## SOAL LATIHAN 1
Menurut artikel tentang citra perempuan dalam periklanan, warna kulit apa yang masih menjadi daya jual produk-produk kecantikan di Indonesia?
## SOAL LATIHAN 2
Tentukan apakah setiap pernyataan berikut sesuai dengan artikel tentang citra perempuan dalam periklanan. Jawab ya atau tidak, lalu kutip kata-kata artikel yang menjadi penentunya.
(a) Dalam budaya Jawa, wanita dan kecantikan diibaratkan sebagai sekeping mata uang logam.
(b) Dahulu wanita ideal diidentikkan dengan tubuh yang kurus dan ramping.
(c) Seiring munculnya produk sabun dan pemutih, citra wanita cantik yang dikedepankan adalah wanita berkulit putih bersih.
## SOAL LATIHAN 3
Tuliskan ulang tanpa perubahan bagian artikel tentang citra perempuan dalam periklanan yang dibuka dengan kata-kata yang memuat "Pergeseran makna cantik" dan ditutup dengan "berkulit putih bersih.".

## KUTIPAN UNTUK DIBACA

Senin, 01 April 2013

artikel menulis


Citra perempuan dibalik dunia periklanan
Berbicara tentang wanita tidak terlepas dari penampilan fisiknya. Segala bentuk interpretasi dari tubuh wanita merupakan perbincangan yang tak pernah bertepi.  Berbagai tema kerap muncul di setiap perdebatan.  Mulai dari ujung rambut hingga ujung kaki. Sebuah representasi lebih mudah diterima dalam masyarakat apabila telah ada sistem pemaknaannya. Pemaknaan mengenai citra kecantikan wanita, di dalam struktur sosial masyarakat berkembang melalui tataran nilai-nilai budaya yang telah dianut lama, seperti tradisi, adat, norma dan sebagainya.  Misalnya, dalam budaya jawa wanita dan kecantikan diibaratkan sebagai sekeping mata uang logam dengan dua sisi yang saling berdekatan.  Ungkapan dan perlambangan mengenai kecantikan wanita, selalu mengacu pada hal yang bersifat feminitas dan keibuan. Wanita  simbol pembawa keindahan yang mengandung makna kehalusan, keanggunan, kelembutan, dan lainnya.  Kecantikan sebagaimana keindahan, menjadi harmoni yang bermakna keseimbangan antara lahir dan batin. Namun demikian, makna kecantikan sangat relatif serta beragam yang selalu mengalami gerak pergeseran bersamaan dengan perkembangan jaman jauh sebelumnya, pernah wanita ideal diidentikkan dengan tubuh yang gemuk dan berlekuk-lekuk layaknya wanita rumahan.  Bentuk tubuh ideal pada masa tersebut adalah yang mampu mewakili citra kesuburan. 
Pergeseran makna cantik yang selalu berubah mengikuti perkembangan jaman, menunjukkan adanya perubahan bentuk mengenai kecantikan itu sendiri.  Sebagai bagian dari perlekatan konsep wanita ideal, industri media, dalam hal ini iklan-iklan di media massa, memiliki peran melalui lalu lintas pesan yang dikomunikasikannya kepada khalayak (wanita). Jika meluangkan waktu mengamati iklan-iklan yang selalu muncul atau saat menyelingi acara sinetron di televisi, sebagian besar diantaranya hampir semua  berisi iklan produk perawatan kecantikan untuk wanita.  Dengan adanya citra kulit wanita yang dibentuk oleh industri, kulit yang kuning langsat masih menjadi daya jual produk-produk kecantikan di Indonesia. Namun kini, seiring munculnya produk sabun dan pemutih, citra wanita cantik yang mulai dikedepankan adalah citra wanita yang berkulit putih bersih.

## DATA YANG TERSEDIA

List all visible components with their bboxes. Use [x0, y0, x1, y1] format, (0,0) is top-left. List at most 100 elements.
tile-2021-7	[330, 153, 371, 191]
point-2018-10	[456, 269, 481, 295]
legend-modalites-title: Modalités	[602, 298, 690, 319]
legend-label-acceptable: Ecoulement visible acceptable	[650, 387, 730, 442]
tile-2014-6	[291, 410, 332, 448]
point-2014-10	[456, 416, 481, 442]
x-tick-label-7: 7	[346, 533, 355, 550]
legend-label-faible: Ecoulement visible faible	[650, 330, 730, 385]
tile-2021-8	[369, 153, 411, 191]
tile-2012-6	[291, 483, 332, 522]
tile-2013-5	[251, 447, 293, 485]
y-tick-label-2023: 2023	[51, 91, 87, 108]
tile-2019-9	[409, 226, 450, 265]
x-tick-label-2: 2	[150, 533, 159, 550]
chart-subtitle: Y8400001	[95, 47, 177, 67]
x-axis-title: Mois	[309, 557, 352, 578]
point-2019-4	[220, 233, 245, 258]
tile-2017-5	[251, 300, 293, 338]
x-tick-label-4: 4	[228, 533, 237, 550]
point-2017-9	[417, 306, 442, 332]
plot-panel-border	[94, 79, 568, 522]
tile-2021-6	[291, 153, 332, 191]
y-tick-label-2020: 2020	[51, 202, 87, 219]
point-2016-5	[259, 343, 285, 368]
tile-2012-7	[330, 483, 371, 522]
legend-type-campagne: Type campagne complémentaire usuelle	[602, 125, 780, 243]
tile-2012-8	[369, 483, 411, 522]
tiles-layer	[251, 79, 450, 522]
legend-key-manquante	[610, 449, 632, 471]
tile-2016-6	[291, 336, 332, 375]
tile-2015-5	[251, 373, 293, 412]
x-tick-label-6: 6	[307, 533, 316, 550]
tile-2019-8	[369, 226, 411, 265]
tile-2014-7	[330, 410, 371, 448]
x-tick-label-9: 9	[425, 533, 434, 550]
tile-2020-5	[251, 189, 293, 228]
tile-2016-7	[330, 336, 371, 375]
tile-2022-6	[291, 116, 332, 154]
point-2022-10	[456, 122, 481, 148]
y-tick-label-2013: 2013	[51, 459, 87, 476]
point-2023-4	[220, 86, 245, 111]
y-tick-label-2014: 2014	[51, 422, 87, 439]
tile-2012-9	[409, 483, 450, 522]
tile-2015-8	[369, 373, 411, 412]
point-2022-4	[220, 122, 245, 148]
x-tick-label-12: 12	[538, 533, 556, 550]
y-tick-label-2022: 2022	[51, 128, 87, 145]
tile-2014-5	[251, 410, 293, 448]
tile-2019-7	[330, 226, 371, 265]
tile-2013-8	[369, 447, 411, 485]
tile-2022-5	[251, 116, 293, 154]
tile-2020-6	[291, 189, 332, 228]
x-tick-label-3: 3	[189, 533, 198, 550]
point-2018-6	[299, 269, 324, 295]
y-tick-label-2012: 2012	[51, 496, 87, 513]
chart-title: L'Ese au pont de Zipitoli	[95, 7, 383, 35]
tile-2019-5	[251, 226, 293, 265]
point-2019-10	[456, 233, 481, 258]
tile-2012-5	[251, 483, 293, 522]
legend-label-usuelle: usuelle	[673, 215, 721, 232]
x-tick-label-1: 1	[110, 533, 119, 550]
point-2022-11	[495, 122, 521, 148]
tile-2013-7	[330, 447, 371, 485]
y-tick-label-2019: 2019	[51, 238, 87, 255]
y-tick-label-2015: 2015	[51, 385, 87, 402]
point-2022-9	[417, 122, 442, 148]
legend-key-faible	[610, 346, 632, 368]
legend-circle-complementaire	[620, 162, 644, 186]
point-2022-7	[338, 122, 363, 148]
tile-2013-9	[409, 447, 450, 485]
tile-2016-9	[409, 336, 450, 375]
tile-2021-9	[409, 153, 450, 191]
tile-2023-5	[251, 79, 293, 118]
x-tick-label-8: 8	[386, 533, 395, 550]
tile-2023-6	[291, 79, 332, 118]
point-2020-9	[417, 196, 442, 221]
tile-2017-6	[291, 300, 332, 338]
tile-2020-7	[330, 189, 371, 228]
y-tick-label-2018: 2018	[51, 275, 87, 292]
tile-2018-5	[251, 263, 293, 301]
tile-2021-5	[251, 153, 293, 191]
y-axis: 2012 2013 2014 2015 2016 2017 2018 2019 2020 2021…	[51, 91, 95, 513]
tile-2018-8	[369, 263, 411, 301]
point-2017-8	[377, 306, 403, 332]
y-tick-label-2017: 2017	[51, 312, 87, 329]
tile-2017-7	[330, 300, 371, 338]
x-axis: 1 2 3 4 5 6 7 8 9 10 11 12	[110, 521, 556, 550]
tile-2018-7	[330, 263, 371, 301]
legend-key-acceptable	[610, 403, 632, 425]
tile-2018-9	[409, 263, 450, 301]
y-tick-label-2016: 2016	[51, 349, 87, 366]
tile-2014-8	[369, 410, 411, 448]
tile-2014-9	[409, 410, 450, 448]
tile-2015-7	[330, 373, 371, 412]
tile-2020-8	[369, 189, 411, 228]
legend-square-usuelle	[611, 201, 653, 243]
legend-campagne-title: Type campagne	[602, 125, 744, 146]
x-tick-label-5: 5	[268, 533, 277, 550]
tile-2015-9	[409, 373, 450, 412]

...

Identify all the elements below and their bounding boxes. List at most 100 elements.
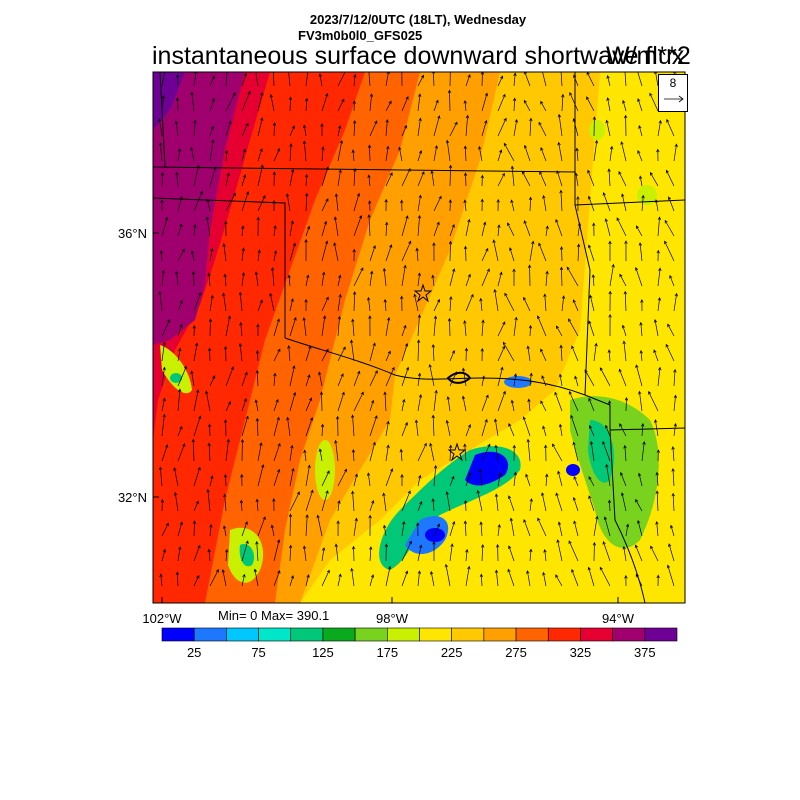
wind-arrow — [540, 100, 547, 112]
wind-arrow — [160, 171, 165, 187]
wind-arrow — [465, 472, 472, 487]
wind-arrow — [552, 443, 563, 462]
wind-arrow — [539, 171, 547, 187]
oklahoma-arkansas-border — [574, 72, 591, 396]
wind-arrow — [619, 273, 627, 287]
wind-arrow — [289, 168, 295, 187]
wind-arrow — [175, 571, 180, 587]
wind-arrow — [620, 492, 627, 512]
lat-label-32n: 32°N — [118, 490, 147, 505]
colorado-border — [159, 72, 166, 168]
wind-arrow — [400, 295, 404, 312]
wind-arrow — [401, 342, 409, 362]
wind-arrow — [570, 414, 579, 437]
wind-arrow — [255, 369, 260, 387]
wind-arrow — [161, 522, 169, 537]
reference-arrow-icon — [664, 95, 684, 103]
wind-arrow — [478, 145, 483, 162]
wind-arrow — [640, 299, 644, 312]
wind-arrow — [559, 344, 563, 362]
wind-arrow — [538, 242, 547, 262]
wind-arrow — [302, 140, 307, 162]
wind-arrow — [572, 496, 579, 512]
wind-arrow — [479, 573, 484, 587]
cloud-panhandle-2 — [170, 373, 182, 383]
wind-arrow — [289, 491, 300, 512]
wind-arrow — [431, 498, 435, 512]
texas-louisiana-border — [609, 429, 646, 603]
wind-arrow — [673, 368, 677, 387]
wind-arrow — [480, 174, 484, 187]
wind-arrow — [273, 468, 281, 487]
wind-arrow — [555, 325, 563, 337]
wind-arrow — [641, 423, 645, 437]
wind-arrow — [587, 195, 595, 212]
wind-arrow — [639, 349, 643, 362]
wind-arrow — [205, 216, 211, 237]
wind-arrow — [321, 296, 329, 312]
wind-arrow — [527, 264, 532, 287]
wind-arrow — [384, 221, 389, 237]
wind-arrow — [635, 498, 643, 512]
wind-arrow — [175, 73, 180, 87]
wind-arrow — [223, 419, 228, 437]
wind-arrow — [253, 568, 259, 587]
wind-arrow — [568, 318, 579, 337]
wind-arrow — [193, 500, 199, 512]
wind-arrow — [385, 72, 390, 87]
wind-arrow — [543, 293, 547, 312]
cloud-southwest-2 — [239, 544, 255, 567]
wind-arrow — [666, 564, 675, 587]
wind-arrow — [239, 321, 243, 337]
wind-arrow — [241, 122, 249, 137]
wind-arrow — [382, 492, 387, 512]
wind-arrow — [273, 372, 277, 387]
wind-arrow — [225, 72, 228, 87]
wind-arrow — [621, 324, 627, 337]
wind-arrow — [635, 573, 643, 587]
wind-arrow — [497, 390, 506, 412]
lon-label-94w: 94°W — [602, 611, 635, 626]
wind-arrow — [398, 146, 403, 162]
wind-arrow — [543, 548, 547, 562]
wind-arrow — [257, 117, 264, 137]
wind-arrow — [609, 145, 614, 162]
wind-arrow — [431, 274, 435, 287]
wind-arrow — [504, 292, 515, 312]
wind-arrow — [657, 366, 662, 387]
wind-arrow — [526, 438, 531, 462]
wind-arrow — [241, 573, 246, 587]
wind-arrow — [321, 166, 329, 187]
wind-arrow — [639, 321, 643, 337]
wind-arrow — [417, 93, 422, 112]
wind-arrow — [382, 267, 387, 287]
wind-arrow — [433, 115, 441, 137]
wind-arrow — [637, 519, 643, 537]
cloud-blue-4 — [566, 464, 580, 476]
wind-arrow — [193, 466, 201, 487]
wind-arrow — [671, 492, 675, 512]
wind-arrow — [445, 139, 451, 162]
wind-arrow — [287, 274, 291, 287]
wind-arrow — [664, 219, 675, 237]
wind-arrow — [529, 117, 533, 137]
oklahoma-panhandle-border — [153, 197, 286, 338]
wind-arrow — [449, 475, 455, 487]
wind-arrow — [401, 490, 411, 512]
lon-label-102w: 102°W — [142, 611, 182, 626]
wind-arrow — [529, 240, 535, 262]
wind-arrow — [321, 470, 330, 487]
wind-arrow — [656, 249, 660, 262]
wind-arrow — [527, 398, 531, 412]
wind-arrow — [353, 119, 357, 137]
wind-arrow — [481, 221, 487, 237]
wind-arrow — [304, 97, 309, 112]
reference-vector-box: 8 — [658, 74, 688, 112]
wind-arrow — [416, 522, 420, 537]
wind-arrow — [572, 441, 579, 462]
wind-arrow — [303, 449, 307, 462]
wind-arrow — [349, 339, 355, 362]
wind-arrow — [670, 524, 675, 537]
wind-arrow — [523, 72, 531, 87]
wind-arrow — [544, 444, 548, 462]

## JAWABAN SOAL 1
Kulit yang kuning langsat.

## JAWABAN SOAL 2
(a) Ya: "dalam budaya jawa wanita dan kecantikan diibaratkan sebagai sekeping mata uang logam dengan dua sisi yang saling berdekatan"
(b) Tidak: "pernah wanita ideal diidentikkan dengan tubuh yang gemuk dan berlekuk-lekuk layaknya wanita rumahan"
(c) Ya: "citra wanita cantik yang mulai dikedepankan adalah citra wanita yang berkulit putih bersih"

## JAWABAN SOAL 3
Pergeseran makna cantik yang selalu berubah mengikuti perkembangan jaman, menunjukkan adanya perubahan bentuk mengenai kecantikan itu sendiri.  Sebagai bagian dari perlekatan konsep wanita ideal, industri media, dalam hal ini iklan-iklan di media massa, memiliki peran melalui lalu lintas pesan yang dikomunikasikannya kepada khalayak (wanita). Jika meluangkan waktu mengamati iklan-iklan yang selalu muncul atau saat menyelingi acara sinetron di televisi, sebagian besar diantaranya hampir semua  berisi iklan produk perawatan kecantikan untuk wanita.  Dengan adanya citra kulit wanita yang dibentuk oleh industri, kulit yang kuning langsat masih menjadi daya jual produk-produk kecantikan di Indonesia. Namun kini, seiring munculnya produk sabun dan pemutih, citra wanita cantik yang mulai dikedepankan adalah citra wanita yang berkulit putih bersih.